- [Problem details]: Lines containing the word "Output" are to be located and copied.

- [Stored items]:
######

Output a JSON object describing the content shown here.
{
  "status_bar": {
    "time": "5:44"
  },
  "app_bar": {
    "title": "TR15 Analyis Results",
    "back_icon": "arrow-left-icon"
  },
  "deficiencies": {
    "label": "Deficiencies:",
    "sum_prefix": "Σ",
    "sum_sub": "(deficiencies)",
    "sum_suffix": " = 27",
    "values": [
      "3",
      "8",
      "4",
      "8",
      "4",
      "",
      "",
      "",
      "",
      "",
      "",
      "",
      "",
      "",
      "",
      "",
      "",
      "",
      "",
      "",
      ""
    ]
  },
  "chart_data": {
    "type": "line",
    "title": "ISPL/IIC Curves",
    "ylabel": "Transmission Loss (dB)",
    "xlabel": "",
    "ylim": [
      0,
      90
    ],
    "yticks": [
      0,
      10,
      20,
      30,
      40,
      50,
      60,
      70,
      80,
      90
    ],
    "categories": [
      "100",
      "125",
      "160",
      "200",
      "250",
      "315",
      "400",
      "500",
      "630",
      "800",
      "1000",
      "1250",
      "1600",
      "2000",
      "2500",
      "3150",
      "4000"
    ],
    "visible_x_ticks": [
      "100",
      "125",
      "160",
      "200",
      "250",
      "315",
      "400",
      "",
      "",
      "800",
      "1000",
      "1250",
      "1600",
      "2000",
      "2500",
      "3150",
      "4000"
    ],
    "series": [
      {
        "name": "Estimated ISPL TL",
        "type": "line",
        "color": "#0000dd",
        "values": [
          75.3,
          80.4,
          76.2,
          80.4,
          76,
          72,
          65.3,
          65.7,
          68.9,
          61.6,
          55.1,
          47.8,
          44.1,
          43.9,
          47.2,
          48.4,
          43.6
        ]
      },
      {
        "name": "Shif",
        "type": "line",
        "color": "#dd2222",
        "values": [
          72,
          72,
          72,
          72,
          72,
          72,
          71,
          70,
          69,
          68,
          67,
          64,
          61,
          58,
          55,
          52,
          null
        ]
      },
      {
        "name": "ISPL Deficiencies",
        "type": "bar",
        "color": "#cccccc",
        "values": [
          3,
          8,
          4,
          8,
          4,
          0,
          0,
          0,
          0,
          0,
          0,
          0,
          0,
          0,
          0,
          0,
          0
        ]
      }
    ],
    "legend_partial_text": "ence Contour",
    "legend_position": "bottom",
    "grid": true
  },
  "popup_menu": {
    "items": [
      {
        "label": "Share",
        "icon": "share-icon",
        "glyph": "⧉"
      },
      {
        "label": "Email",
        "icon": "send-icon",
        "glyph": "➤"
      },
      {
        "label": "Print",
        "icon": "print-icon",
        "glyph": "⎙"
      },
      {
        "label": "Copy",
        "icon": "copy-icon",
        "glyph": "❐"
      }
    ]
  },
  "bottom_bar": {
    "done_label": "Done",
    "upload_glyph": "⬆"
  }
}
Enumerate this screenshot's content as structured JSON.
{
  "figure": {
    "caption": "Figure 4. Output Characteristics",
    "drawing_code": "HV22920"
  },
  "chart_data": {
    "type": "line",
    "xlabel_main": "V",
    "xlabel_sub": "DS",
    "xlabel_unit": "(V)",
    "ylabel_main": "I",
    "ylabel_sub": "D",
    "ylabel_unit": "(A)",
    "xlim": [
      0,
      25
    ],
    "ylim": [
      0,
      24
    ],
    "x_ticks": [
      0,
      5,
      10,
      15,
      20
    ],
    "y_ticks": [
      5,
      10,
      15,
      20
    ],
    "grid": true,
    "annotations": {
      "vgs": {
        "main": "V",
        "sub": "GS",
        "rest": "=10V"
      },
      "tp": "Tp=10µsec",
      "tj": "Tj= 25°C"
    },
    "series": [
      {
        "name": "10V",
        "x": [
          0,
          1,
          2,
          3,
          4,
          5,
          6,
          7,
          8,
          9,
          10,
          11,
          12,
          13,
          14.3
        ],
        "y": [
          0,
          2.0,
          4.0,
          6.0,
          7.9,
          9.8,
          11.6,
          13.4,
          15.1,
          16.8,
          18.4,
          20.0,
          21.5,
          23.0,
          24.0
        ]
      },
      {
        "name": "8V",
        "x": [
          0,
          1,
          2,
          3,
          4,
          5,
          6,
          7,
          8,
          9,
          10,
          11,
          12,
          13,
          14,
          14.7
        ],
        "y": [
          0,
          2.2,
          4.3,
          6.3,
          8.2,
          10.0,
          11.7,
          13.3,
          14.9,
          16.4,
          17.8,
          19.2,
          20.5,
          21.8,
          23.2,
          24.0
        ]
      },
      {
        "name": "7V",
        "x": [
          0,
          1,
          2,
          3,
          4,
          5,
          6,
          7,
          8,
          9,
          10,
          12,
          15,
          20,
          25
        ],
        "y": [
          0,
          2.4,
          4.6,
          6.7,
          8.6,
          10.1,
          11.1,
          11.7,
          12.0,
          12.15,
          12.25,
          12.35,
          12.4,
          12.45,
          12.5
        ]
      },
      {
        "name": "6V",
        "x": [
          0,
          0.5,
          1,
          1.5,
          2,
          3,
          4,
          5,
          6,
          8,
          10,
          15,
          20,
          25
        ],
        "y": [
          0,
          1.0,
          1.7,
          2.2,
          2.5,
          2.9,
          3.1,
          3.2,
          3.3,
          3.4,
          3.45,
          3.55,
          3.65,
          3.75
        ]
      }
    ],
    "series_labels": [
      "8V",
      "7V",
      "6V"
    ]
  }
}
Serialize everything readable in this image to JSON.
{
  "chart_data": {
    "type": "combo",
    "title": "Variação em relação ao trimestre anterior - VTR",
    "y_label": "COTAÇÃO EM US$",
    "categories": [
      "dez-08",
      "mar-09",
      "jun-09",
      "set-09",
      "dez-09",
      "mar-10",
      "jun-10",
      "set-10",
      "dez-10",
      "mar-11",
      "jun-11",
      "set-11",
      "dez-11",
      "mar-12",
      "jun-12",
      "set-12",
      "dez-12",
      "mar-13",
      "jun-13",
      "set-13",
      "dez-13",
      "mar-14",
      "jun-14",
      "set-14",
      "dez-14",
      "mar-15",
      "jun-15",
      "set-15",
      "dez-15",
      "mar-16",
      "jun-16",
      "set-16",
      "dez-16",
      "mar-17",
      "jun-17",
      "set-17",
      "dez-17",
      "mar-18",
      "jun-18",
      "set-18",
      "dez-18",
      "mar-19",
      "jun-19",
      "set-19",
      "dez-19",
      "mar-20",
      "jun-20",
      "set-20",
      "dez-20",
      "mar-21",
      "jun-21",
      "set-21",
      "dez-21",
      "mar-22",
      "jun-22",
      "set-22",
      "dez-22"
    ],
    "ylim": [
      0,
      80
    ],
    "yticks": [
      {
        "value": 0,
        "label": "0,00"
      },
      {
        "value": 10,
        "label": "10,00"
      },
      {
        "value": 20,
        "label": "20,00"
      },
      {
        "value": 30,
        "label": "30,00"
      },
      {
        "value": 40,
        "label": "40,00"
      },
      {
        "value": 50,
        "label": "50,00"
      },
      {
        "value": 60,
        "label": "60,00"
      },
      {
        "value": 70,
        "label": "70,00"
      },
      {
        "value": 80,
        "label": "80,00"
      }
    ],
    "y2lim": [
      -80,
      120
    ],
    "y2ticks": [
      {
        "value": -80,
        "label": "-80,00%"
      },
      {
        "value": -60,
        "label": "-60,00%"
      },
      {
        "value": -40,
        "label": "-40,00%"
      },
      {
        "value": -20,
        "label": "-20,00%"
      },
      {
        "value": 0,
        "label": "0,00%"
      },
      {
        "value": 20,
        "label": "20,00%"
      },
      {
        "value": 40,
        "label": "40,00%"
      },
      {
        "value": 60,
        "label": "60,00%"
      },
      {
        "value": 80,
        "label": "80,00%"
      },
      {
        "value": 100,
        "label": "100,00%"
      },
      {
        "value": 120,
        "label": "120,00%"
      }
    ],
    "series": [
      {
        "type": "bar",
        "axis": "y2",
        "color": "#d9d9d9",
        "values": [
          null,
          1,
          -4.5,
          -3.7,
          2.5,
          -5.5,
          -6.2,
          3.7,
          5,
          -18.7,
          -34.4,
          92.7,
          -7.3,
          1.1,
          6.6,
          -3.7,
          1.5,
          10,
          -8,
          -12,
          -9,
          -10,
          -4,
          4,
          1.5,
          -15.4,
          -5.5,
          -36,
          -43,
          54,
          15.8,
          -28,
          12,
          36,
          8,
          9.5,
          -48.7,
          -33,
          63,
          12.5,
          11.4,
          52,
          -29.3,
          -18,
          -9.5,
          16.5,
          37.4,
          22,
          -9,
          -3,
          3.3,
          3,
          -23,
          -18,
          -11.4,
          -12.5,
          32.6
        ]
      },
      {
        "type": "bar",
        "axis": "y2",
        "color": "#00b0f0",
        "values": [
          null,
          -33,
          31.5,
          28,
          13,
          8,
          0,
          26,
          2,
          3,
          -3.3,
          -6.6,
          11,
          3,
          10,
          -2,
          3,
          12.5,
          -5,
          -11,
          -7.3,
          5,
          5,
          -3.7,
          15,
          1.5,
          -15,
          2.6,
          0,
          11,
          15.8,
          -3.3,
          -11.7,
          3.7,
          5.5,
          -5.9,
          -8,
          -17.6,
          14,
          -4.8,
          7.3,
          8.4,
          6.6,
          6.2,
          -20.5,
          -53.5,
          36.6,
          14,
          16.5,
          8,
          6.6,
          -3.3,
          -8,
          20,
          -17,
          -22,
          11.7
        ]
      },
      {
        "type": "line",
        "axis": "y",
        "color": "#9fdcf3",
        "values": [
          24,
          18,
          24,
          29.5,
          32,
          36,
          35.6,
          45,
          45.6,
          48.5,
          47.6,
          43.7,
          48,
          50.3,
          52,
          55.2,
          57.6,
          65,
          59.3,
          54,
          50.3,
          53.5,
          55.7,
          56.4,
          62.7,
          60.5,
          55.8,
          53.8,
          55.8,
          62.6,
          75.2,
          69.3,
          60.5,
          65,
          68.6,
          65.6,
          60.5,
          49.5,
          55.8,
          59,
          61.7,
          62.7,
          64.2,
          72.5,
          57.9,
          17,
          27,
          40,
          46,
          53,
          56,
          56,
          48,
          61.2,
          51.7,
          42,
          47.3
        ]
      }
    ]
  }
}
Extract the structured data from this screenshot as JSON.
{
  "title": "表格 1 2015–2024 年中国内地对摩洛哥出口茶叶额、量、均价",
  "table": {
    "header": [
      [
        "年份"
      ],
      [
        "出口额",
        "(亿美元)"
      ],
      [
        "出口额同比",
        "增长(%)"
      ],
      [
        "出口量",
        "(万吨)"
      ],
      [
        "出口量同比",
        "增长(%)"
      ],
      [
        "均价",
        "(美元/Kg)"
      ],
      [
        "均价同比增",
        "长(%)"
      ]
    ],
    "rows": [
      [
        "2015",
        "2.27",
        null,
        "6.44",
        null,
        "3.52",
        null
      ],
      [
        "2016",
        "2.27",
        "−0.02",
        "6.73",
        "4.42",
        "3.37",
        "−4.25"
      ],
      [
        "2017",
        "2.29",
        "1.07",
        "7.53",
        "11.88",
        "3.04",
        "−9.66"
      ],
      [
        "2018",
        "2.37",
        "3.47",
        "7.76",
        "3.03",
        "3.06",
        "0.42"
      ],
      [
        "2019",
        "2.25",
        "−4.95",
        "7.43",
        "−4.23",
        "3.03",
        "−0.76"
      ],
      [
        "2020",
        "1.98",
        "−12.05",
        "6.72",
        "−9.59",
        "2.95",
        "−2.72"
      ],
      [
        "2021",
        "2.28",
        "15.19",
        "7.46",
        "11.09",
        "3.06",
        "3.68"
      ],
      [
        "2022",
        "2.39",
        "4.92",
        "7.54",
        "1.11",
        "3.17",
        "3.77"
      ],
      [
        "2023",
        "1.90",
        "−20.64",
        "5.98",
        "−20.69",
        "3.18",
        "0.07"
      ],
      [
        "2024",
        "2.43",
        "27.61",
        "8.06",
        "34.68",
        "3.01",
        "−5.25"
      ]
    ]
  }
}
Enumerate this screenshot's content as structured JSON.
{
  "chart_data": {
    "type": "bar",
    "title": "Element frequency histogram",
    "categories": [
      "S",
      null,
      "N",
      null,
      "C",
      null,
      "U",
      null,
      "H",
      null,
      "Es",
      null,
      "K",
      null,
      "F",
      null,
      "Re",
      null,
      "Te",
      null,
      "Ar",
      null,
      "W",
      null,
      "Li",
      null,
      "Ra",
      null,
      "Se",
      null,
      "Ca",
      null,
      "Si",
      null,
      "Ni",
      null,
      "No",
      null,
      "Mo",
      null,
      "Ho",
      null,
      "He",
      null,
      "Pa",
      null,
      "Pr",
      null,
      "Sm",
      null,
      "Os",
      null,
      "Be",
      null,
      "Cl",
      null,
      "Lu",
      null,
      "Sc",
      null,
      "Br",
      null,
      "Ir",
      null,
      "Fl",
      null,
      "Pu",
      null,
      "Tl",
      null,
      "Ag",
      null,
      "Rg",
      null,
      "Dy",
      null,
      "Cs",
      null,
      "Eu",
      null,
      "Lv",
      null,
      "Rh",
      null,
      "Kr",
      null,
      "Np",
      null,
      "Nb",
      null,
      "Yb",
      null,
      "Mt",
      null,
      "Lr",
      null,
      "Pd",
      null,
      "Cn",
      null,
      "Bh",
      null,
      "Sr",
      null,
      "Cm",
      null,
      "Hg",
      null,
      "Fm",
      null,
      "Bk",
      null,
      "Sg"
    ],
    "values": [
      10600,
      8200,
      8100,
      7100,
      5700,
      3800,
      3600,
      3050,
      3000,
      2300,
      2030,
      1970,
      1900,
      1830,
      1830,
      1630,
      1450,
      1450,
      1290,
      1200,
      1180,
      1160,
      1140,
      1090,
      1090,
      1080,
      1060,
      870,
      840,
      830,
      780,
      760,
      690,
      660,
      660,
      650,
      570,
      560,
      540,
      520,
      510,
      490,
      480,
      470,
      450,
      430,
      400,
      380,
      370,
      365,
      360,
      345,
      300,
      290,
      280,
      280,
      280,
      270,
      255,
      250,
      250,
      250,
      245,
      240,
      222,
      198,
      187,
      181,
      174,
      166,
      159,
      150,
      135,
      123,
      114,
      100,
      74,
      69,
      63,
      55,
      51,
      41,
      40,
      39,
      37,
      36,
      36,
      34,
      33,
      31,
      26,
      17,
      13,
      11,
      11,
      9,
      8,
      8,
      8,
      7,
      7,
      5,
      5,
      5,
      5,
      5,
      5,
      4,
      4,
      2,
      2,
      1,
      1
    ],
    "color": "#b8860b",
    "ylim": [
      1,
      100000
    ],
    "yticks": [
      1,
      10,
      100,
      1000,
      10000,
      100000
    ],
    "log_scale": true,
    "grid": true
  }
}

######

- [Task result]:
Output a JSON object describing the content shown here.
    "caption": "Figure 4. Output Characteristics",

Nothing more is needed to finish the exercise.